IMPORTANT: Blockers are optional UX helpers. They are NOT enforced by ESLint rules and do not belong in the strict architecture contract.
Shared contract: docs/architecture/shared/BLOCKERS_AND_GUARDS.md
1) Definition
A Blocker is a website mechanism that prevents an action from being executed.
Blockers exist solely to improve UX and reduce unnecessary requests.
Blockers are not security. They are best-effort helpers that can be bypassed.
2) Purpose
Use Blockers to:
- Prevent multiple form submissions
- Debounce rapid button clicks
- Temporarily disable actions during loading
- Show/hide UI elements based on state
Do NOT use Blockers for:
- Authorization checks
- Security enforcement
- Permanent access control
3) Placement
Since Blockers are UX-only, they belong in:
apps/website/components/**(component-specific blockers)apps/website/hooks/**(shared blocker hooks)apps/website/utils/**(blocker utilities)
NOT in lib/ - lib/ is for business logic and architecture contracts.

#### INFORMATION:
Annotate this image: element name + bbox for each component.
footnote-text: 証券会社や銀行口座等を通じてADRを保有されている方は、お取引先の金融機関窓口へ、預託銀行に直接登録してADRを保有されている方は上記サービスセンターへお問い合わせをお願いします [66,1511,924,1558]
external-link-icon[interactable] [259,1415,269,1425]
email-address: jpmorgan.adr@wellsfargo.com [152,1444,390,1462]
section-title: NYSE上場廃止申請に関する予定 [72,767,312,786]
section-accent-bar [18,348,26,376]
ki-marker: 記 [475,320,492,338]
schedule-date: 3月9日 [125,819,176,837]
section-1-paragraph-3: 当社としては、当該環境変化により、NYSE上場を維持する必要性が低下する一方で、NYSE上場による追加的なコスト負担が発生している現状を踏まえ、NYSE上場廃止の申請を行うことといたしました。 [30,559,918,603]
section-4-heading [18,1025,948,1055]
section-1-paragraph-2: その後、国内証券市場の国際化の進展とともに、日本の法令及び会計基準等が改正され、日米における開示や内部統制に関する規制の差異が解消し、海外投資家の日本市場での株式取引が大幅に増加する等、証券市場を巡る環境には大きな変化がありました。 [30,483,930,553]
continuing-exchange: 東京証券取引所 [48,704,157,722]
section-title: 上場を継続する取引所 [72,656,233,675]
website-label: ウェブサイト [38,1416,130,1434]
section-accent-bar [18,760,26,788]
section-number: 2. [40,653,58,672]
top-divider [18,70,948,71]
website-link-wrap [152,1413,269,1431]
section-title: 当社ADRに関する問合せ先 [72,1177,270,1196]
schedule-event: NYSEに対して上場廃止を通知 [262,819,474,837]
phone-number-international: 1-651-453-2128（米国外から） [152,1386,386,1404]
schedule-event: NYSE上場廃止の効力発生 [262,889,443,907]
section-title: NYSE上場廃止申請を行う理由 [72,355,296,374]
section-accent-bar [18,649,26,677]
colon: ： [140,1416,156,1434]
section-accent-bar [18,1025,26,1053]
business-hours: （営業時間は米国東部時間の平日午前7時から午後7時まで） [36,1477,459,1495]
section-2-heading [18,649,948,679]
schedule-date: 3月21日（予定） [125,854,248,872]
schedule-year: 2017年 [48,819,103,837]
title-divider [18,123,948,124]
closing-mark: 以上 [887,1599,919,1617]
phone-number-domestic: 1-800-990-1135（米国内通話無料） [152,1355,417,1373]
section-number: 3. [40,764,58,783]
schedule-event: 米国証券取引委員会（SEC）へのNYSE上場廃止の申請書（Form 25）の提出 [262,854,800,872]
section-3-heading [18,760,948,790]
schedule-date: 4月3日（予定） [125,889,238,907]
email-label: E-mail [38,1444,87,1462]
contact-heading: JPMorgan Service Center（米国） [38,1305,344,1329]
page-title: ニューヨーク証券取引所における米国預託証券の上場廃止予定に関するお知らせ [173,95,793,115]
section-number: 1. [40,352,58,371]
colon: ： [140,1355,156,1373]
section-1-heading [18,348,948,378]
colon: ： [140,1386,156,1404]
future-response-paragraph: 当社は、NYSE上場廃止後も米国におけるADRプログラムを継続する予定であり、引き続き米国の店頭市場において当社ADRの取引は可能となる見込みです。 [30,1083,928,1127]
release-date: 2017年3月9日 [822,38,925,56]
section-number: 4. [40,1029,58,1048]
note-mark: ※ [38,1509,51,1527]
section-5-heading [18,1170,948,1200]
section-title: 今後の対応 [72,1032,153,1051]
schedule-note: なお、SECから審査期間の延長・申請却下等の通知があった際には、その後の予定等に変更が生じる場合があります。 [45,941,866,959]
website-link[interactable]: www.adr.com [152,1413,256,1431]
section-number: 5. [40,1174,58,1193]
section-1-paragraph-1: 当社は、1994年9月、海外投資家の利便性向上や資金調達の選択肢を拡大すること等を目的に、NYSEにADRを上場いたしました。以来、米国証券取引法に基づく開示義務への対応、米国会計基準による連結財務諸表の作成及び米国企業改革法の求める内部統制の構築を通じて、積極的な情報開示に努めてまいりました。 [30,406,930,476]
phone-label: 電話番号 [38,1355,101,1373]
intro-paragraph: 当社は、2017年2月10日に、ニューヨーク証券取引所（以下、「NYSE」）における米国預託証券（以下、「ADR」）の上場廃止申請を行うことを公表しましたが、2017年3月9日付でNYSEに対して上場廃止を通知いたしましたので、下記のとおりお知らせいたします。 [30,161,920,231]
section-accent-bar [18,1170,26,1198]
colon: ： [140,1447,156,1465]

#### PROBLEM 1:
From the text on Blockers, list every use that Blockers are meant for, as given under the "Use Blockers to:" heading.
#### PROBLEM 2:
Resume the text on Blockers after its last line, which says that Blockers do not belong in lib/.

#### EXERCISE ANSWER 1:
- Prevent multiple form submissions
- Debounce rapid button clicks
- Temporarily disable actions during loading
- Show/hide UI elements based on state

#### EXERCISE ANSWER 2:
4) Example
// ✅ OK: Component-level blocker
export function useSubmitBlocker() {
const [isSubmitting, setIsSubmitting] = useState(false);
return {
isSubmitting,
block: () => setIsSubmitting(true),
release: () => setIsSubmitting(false),
};
}
// Usage
const blocker = useSubmitBlocker();
async function handleSubmit() {
if (blocker.isSubmitting) return;
blocker.block();
await submitForm();
blocker.release();
}
5) Key Principle
Blockers are optional. The backend must never rely on them.
If a blocker prevents a submission, the backend should still:
- Validate the request
- Return appropriate errors
- Handle duplicate submissions gracefully
This is why Blockers don't need ESLint enforcement - they're just UX sugar.